EXERCISE MATERIALS
-- begin --
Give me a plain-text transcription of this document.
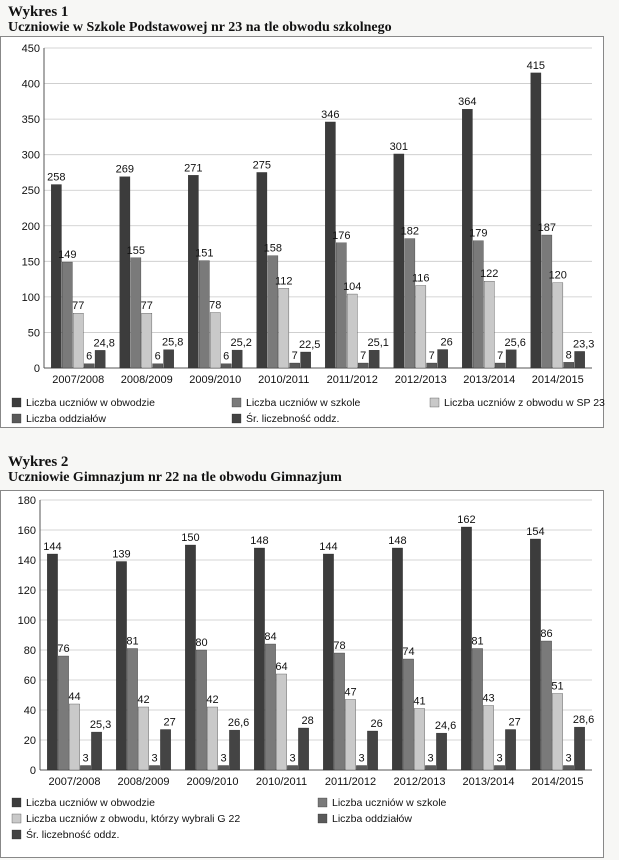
Wykres 1
Uczniowie w Szkole Podstawowej nr 23 na tle obwodu szkolnego
0
50
100
150
200
250
300
350
400
450
258
149
77
6
24,8
2007/2008
269
155
77
6
25,8
2008/2009
271
151
78
6
25,2
2009/2010
275
158
112
7
22,5
2010/2011
346
176
104
7
25,1
2011/2012
301
182
116
7
26
2012/2013
364
179
122
7
25,6
2013/2014
415
187
120
8
23,3
2014/2015
Liczba uczniów w obwodzie	Liczba uczniów w szkole	Liczba uczniów z obwodu w SP 23
Liczba oddziałów	Śr. liczebność oddz.
Wykres 2
Uczniowie Gimnazjum nr 22 na tle obwodu Gimnazjum
0
20
40
60
80
100
120
140
160
180
144
76
44
3
25,3
2007/2008
139
81
42
3
27
2008/2009
150
80
42
3
26,6
2009/2010
148
84
64
3
28
2010/2011
144
78
47
3
26
2011/2012
148
74
41
3
24,6
2012/2013
162
81
43
3
27
2013/2014
154
86
51
3
28,6
2014/2015
Liczba uczniów w obwodzie	Liczba uczniów w szkole
Liczba uczniów z obwodu, którzy wybrali G 22	Liczba oddziałów
Śr. liczebność oddz.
-- end --
TO BE DONE
Write out all the entries exactly, except for the pictures.

SOLUTION FOR THIS PROBLEM
Give me a plain-text transcription of this document.
Wykres 1
Uczniowie w Szkole Podstawowej nr 23 na tle obwodu szkolnego
0
50
100
150
200
250
300
350
400
450
258
149
77
6
24,8
2007/2008
269
155
77
6
25,8
2008/2009
271
151
78
6
25,2
2009/2010
275
158
112
7
22,5
2010/2011
346
176
104
7
25,1
2011/2012
301
182
116
7
26
2012/2013
364
179
122
7
25,6
2013/2014
415
187
120
8
23,3
2014/2015
Liczba uczniów w obwodzie	Liczba uczniów w szkole	Liczba uczniów z obwodu w SP 23
Liczba oddziałów	Śr. liczebność oddz.
Wykres 2
Uczniowie Gimnazjum nr 22 na tle obwodu Gimnazjum
0
20
40
60
80
100
120
140
160
180
144
76
44
3
25,3
2007/2008
139
81
42
3
27
2008/2009
150
80
42
3
26,6
2009/2010
148
84
64
3
28
2010/2011
144
78
47
3
26
2011/2012
148
74
41
3
24,6
2012/2013
162
81
43
3
27
2013/2014
154
86
51
3
28,6
2014/2015
Liczba uczniów w obwodzie	Liczba uczniów w szkole
Liczba uczniów z obwodu, którzy wybrali G 22	Liczba oddziałów
Śr. liczebność oddz.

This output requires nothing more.